* BEGIN Supplied records *

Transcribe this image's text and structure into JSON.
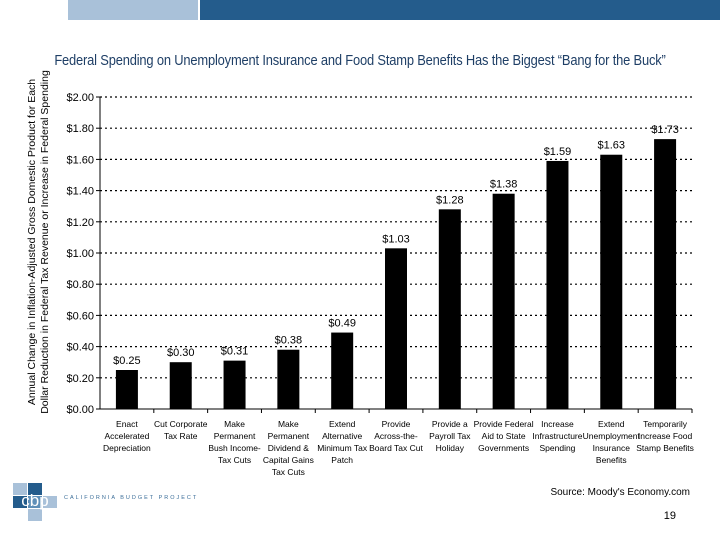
{
  "chart_data": {
    "type": "bar",
    "title": "Federal Spending on Unemployment Insurance and Food Stamp Benefits Has the Biggest “Bang for the Buck”",
    "ylabel_line1": "Annual Change in Inflation-Adjusted Gross Domestic Product for Each",
    "ylabel_line2": "Dollar Reduction in Federal Tax Revenue or Increase in Federal Spending",
    "xlabel": "",
    "ylim": [
      0,
      2.0
    ],
    "yticks": [
      "$0.00",
      "$0.20",
      "$0.40",
      "$0.60",
      "$0.80",
      "$1.00",
      "$1.20",
      "$1.40",
      "$1.60",
      "$1.80",
      "$2.00"
    ],
    "grid": true,
    "categories": [
      [
        "Enact",
        "Accelerated",
        "Depreciation"
      ],
      [
        "Cut Corporate",
        "Tax Rate"
      ],
      [
        "Make",
        "Permanent",
        "Bush Income-",
        "Tax Cuts"
      ],
      [
        "Make",
        "Permanent",
        "Dividend &",
        "Capital Gains",
        "Tax Cuts"
      ],
      [
        "Extend",
        "Alternative",
        "Minimum Tax",
        "Patch"
      ],
      [
        "Provide",
        "Across-the-",
        "Board Tax Cut"
      ],
      [
        "Provide a",
        "Payroll Tax",
        "Holiday"
      ],
      [
        "Provide Federal",
        "Aid to State",
        "Governments"
      ],
      [
        "Increase",
        "Infrastructure",
        "Spending"
      ],
      [
        "Extend",
        "Unemployment",
        "Insurance",
        "Benefits"
      ],
      [
        "Temporarily",
        "Increase Food",
        "Stamp Benefits"
      ]
    ],
    "values": [
      0.25,
      0.3,
      0.31,
      0.38,
      0.49,
      1.03,
      1.28,
      1.38,
      1.59,
      1.63,
      1.73
    ],
    "value_labels": [
      "$0.25",
      "$0.30",
      "$0.31",
      "$0.38",
      "$0.49",
      "$1.03",
      "$1.28",
      "$1.38",
      "$1.59",
      "$1.63",
      "$1.73"
    ],
    "bar_color": "#000000"
  },
  "footer": {
    "logo_mark": "cbp",
    "logo_text": "CALIFORNIA BUDGET PROJECT",
    "source": "Source: Moody's Economy.com",
    "page_number": "19"
  },
  "colors": {
    "accent_dark": "#245c8c",
    "accent_light": "#a9c1d9",
    "title": "#1f3f66"
  }
}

* END Supplied records *

Description of the task:
Leave out every line without the string "Spending" and copy the rest.

Correct response:
    "title": "Federal Spending on Unemployment Insurance and Food Stamp Benefits Has the Biggest “Bang for the Buck”",
    "ylabel_line2": "Dollar Reduction in Federal Tax Revenue or Increase in Federal Spending",
        "Spending"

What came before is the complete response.